STATED PROBLEM
Copy all lines below exactly as written. Leave pictures out.

──────────────────────────────

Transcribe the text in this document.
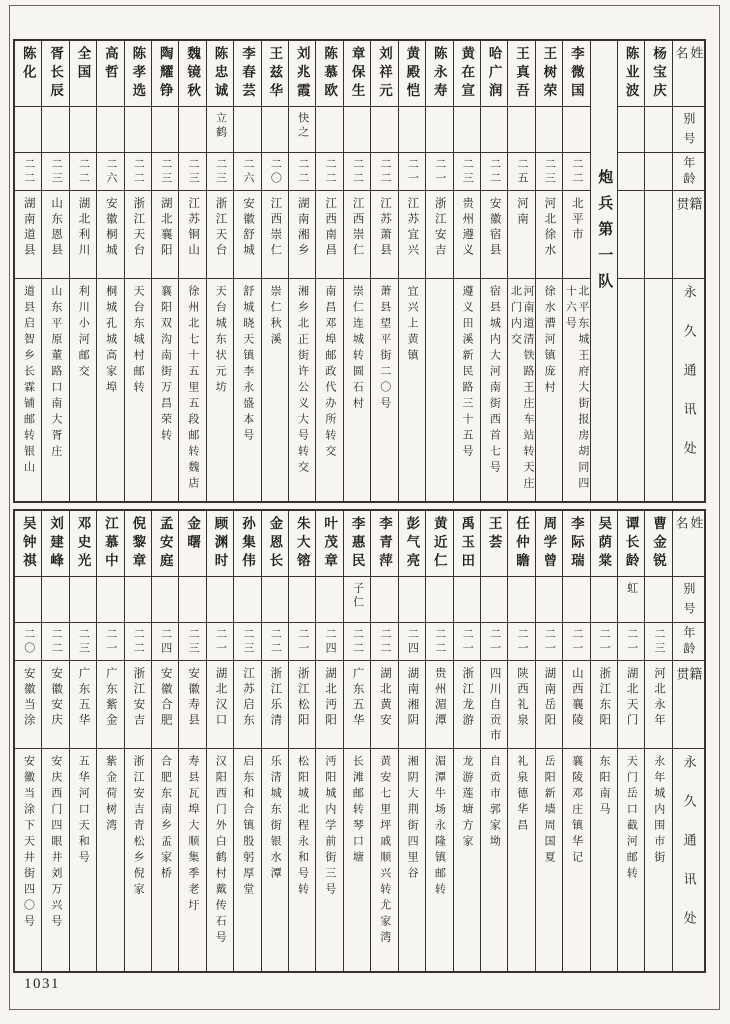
陈化
二二
湖南道县
道县启智乡长霖铺邮转银山
胥长辰
二三
山东恩县
山东平原董路口南大胥庄
全国
二二
湖北利川
利川小河邮交
高哲
二六
安徽桐城
桐城孔城高家埠
陈孝选
二二
浙江天台
天台东城村邮转
陶耀铮
二三
湖北襄阳
襄阳双沟南街万昌荣转
魏镜秋
二三
江苏铜山
徐州北七十五里五段邮转魏店
陈忠诚
立鹤
二三
浙江天台
天台城东状元坊
李春芸
二六
安徽舒城
舒城晓天镇李永盛本号
王兹华
二〇
江西崇仁
崇仁秋溪
刘兆霞
快之
二二
湖南湘乡
湘乡北正街许公义大号转交
陈慕欧
二二
江西南昌
南昌邓埠邮政代办所转交
章保生
二二
江西崇仁
崇仁连城转圆石村
刘祥元
二二
江苏萧县
萧县望平街二〇号
黄殿恺
二一
江苏宜兴
宜兴上黄镇
陈永寿
二一
浙江安吉
黄在宣
二三
贵州遵义
遵义田溪新民路三十五号
哈广润
二二
安徽宿县
宿县城内大河南街西首七号
王真吾
二五
河南
河南道清铁路王庄车站转天庄北门内交
王树荣
二三
河北徐水
徐水漕河镇庞村
李微国
二二
北平市
北平东城王府大街报房胡同四十六号
炮兵第一队
陈业波 杨宝庆	姓名
别号
年龄
籍贯
永久通讯处
吴钟祺
二〇
安徽当涂
安徽当涂下天井街四〇号
刘建峰
二二
安徽安庆
安庆西门四眼井刘万兴号
邓史光
二三
广东五华
五华河口天和号
江慕中
二一
广东紫金
紫金荷树湾
倪黎章
二二
浙江安吉
浙江安吉青松乡倪家
孟安庭
二四
安徽合肥
合肥东南乡孟家桥
金曙
二三
安徽寿县
寿县瓦埠大顺集季老圩
顾渊时
二一
湖北汉口
汉阳西门外白鹤村戴传石号
孙集伟
二三
江苏启东
启东和合镇殷躬厚堂
金恩长
二二
浙江乐清
乐清城东街银水潭
朱大镕
二一
浙江松阳
松阳城北程永和号转
叶茂章
二四
湖北沔阳
沔阳城内学前街三号
李惠民
子仁
二二
广东五华
长滩邮转琴口塘
李青萍
二二
湖北黄安
黄安七里坪戚顺兴转尤家湾
彭气亮
二四
湖南湘阴
湘阴大荆街四里谷
黄近仁
二二
贵州湄潭
湄潭牛场永隆镇邮转
禹玉田
二一
浙江龙游
龙游莲塘方家
王荟
二一
四川自贡市
自贡市郭家坳
任仲瞻
二一
陕西礼泉
礼泉德华昌
周学曾
二一
湖南岳阳
岳阳新墙周国夏
李际瑞
二一
山西襄陵
襄陵邓庄镇华记
吴荫棠
二一
浙江东阳
东阳南马
谭长龄
虹
二一
湖北天门
天门岳口截河邮转
曹金锐
二三
河北永年
永年城内围市街
姓名
别号
年龄
籍贯
永久通讯处
1031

──────────────────────────────

REPLY
Transcribe the text in this document.
陈化
二二
湖南道县
道县启智乡长霖铺邮转银山
胥长辰
二三
山东恩县
山东平原董路口南大胥庄
全国
二二
湖北利川
利川小河邮交
高哲
二六
安徽桐城
桐城孔城高家埠
陈孝选
二二
浙江天台
天台东城村邮转
陶耀铮
二三
湖北襄阳
襄阳双沟南街万昌荣转
魏镜秋
二三
江苏铜山
徐州北七十五里五段邮转魏店
陈忠诚
立鹤
二三
浙江天台
天台城东状元坊
李春芸
二六
安徽舒城
舒城晓天镇李永盛本号
王兹华
二〇
江西崇仁
崇仁秋溪
刘兆霞
快之
二二
湖南湘乡
湘乡北正街许公义大号转交
陈慕欧
二二
江西南昌
南昌邓埠邮政代办所转交
章保生
二二
江西崇仁
崇仁连城转圆石村
刘祥元
二二
江苏萧县
萧县望平街二〇号
黄殿恺
二一
江苏宜兴
宜兴上黄镇
陈永寿
二一
浙江安吉
黄在宣
二三
贵州遵义
遵义田溪新民路三十五号
哈广润
二二
安徽宿县
宿县城内大河南街西首七号
王真吾
二五
河南
河南道清铁路王庄车站转天庄北门内交
王树荣
二三
河北徐水
徐水漕河镇庞村
李微国
二二
北平市
北平东城王府大街报房胡同四十六号
炮兵第一队
陈业波 杨宝庆	姓名
别号
年龄
籍贯
永久通讯处
吴钟祺
二〇
安徽当涂
安徽当涂下天井街四〇号
刘建峰
二二
安徽安庆
安庆西门四眼井刘万兴号
邓史光
二三
广东五华
五华河口天和号
江慕中
二一
广东紫金
紫金荷树湾
倪黎章
二二
浙江安吉
浙江安吉青松乡倪家
孟安庭
二四
安徽合肥
合肥东南乡孟家桥
金曙
二三
安徽寿县
寿县瓦埠大顺集季老圩
顾渊时
二一
湖北汉口
汉阳西门外白鹤村戴传石号
孙集伟
二三
江苏启东
启东和合镇殷躬厚堂
金恩长
二二
浙江乐清
乐清城东街银水潭
朱大镕
二一
浙江松阳
松阳城北程永和号转
叶茂章
二四
湖北沔阳
沔阳城内学前街三号
李惠民
子仁
二二
广东五华
长滩邮转琴口塘
李青萍
二二
湖北黄安
黄安七里坪戚顺兴转尤家湾
彭气亮
二四
湖南湘阴
湘阴大荆街四里谷
黄近仁
二二
贵州湄潭
湄潭牛场永隆镇邮转
禹玉田
二一
浙江龙游
龙游莲塘方家
王荟
二一
四川自贡市
自贡市郭家坳
任仲瞻
二一
陕西礼泉
礼泉德华昌
周学曾
二一
湖南岳阳
岳阳新墙周国夏
李际瑞
二一
山西襄陵
襄陵邓庄镇华记
吴荫棠
二一
浙江东阳
东阳南马
谭长龄
虹
二一
湖北天门
天门岳口截河邮转
曹金锐
二三
河北永年
永年城内围市街
姓名
别号
年龄
籍贯
永久通讯处
1031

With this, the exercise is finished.